Check every line of the entries for "không", and copy the lines that hold it.

[BEGIN PROVIDED MATERIAL]

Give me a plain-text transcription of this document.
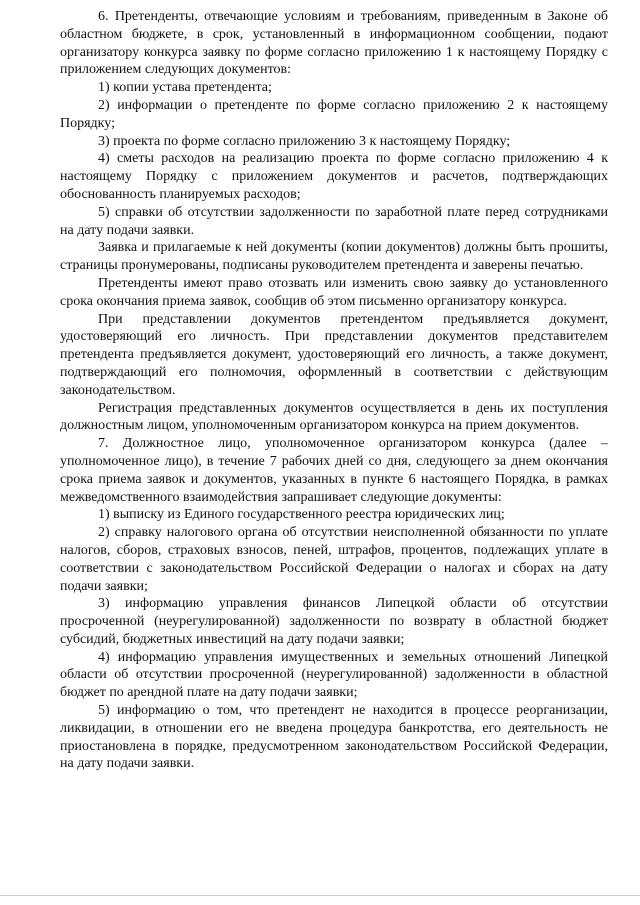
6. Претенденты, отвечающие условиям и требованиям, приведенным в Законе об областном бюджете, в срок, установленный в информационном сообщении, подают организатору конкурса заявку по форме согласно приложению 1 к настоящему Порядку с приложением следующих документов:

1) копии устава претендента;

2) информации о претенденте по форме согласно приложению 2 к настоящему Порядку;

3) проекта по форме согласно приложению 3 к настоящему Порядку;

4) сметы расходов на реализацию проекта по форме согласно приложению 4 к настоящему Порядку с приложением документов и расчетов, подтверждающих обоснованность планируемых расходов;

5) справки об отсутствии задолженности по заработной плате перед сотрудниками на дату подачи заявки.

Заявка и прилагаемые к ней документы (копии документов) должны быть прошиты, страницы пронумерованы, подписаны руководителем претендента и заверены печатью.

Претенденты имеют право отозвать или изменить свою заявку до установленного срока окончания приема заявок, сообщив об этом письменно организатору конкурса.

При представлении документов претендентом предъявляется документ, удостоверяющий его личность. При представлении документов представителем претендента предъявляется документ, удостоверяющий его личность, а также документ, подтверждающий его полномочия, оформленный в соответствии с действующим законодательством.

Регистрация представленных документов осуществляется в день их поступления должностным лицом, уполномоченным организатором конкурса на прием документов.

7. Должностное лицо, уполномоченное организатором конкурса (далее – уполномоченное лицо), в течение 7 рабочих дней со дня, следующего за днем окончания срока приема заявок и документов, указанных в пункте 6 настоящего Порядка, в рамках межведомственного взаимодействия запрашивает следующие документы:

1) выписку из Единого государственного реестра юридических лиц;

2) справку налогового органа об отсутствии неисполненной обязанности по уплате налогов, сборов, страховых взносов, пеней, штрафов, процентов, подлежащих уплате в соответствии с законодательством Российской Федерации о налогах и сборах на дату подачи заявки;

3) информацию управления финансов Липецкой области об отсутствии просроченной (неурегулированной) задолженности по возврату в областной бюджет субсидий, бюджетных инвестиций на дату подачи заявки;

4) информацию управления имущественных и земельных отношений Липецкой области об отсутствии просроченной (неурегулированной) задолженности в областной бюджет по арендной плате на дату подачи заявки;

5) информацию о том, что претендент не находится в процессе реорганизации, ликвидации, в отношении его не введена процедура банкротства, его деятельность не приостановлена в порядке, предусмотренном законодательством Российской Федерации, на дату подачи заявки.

[END PROVIDED MATERIAL]
[BEGIN PROVIDED MATERIAL]

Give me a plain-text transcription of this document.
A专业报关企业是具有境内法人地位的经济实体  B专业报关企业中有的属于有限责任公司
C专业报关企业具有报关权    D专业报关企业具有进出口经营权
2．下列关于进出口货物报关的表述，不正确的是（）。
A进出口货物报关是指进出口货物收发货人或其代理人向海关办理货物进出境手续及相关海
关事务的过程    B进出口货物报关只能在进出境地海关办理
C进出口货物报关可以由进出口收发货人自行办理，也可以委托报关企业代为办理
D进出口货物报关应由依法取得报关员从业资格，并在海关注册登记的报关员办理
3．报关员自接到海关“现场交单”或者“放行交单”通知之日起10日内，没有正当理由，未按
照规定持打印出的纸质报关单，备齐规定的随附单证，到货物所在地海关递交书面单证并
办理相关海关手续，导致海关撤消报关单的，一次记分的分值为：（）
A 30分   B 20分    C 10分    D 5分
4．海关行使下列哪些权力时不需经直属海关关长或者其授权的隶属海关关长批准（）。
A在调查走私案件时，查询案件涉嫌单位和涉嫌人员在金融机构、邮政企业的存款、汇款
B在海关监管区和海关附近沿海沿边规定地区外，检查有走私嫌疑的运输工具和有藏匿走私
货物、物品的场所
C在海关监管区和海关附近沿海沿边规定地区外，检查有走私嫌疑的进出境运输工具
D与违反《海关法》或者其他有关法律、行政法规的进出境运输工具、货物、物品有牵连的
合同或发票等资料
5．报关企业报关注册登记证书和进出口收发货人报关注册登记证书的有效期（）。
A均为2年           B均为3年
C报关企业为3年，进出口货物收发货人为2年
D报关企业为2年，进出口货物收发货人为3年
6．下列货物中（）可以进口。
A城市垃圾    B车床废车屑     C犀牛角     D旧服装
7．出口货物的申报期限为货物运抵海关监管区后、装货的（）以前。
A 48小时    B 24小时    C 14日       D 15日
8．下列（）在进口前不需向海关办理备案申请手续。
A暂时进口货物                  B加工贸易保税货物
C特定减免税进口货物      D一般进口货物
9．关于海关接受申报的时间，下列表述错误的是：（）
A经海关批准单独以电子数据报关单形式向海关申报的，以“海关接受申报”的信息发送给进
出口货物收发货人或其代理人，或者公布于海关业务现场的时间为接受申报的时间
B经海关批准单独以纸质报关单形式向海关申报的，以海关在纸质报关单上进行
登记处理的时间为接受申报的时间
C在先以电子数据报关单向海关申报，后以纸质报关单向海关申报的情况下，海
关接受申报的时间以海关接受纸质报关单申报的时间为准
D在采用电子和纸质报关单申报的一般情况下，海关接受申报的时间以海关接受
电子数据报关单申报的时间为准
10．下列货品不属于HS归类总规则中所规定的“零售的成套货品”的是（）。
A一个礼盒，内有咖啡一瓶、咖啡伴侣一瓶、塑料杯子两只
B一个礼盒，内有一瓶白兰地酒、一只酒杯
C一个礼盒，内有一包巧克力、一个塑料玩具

[END PROVIDED MATERIAL]
[BEGIN PROVIDED MATERIAL]

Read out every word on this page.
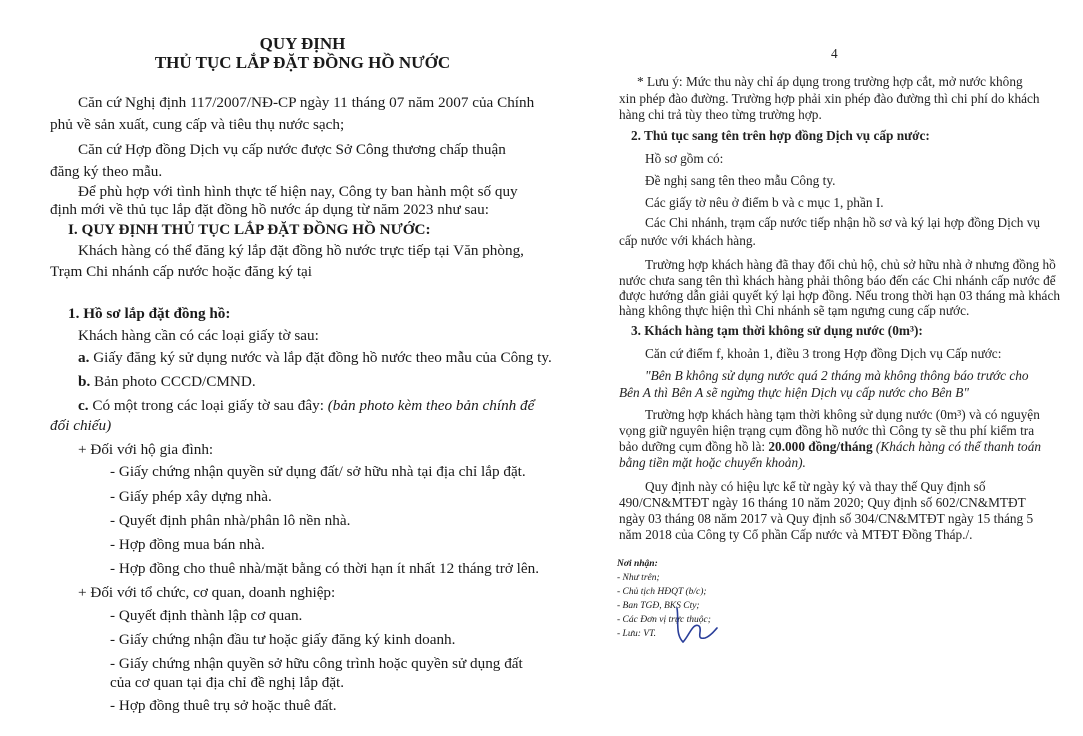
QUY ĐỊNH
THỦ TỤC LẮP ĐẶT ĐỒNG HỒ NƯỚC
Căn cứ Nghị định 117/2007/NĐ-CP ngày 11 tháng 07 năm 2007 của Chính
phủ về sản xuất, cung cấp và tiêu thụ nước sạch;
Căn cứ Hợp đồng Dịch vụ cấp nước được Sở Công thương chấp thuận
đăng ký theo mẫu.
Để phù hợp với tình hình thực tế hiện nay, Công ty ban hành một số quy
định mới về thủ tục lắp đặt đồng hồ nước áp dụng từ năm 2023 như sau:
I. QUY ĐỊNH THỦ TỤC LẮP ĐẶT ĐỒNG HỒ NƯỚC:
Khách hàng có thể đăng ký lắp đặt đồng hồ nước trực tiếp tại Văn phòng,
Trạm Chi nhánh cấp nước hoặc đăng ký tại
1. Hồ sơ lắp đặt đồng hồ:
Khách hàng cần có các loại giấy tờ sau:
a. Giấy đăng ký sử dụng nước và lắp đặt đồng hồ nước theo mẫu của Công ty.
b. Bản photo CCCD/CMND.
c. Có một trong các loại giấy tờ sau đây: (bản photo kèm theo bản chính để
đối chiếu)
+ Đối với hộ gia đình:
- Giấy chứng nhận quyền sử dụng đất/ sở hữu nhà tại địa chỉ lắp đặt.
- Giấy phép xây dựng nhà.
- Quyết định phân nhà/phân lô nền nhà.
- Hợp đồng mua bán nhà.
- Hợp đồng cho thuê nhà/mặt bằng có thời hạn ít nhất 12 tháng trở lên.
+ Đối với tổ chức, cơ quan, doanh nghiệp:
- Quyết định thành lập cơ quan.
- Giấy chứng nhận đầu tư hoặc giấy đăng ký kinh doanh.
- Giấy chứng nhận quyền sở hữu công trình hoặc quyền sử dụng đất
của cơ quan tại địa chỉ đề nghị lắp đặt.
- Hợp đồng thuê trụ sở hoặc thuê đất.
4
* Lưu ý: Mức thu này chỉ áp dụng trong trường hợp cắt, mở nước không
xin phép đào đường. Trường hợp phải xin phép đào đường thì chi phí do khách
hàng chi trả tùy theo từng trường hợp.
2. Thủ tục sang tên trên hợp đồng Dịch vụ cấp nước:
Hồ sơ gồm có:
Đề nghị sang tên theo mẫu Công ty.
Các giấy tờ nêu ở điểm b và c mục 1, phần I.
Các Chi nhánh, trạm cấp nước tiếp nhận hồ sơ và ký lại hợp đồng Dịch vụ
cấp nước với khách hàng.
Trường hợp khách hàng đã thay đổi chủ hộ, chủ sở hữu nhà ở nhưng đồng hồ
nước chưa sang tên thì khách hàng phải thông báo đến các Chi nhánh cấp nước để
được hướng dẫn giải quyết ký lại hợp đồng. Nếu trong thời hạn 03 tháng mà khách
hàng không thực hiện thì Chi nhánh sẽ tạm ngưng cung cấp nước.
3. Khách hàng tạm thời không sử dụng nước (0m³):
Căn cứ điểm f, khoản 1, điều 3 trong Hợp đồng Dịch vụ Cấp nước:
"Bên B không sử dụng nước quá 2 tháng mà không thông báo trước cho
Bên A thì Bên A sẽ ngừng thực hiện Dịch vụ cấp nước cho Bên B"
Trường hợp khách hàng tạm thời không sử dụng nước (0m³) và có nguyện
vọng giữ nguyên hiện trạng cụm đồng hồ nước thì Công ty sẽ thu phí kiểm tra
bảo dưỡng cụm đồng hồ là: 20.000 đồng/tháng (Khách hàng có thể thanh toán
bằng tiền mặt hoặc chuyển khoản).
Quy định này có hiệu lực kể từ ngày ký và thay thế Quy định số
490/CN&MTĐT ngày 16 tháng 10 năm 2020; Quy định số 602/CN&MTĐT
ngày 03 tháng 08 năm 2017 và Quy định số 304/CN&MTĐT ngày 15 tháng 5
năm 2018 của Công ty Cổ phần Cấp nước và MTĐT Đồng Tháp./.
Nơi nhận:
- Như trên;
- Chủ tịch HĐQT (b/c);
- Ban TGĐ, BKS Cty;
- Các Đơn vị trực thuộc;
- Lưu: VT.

[END PROVIDED MATERIAL]

FINAL RESULT
* Lưu ý: Mức thu này chỉ áp dụng trong trường hợp cắt, mở nước không
hàng không thực hiện thì Chi nhánh sẽ tạm ngưng cung cấp nước.
3. Khách hàng tạm thời không sử dụng nước (0m³):
"Bên B không sử dụng nước quá 2 tháng mà không thông báo trước cho
Trường hợp khách hàng tạm thời không sử dụng nước (0m³) và có nguyện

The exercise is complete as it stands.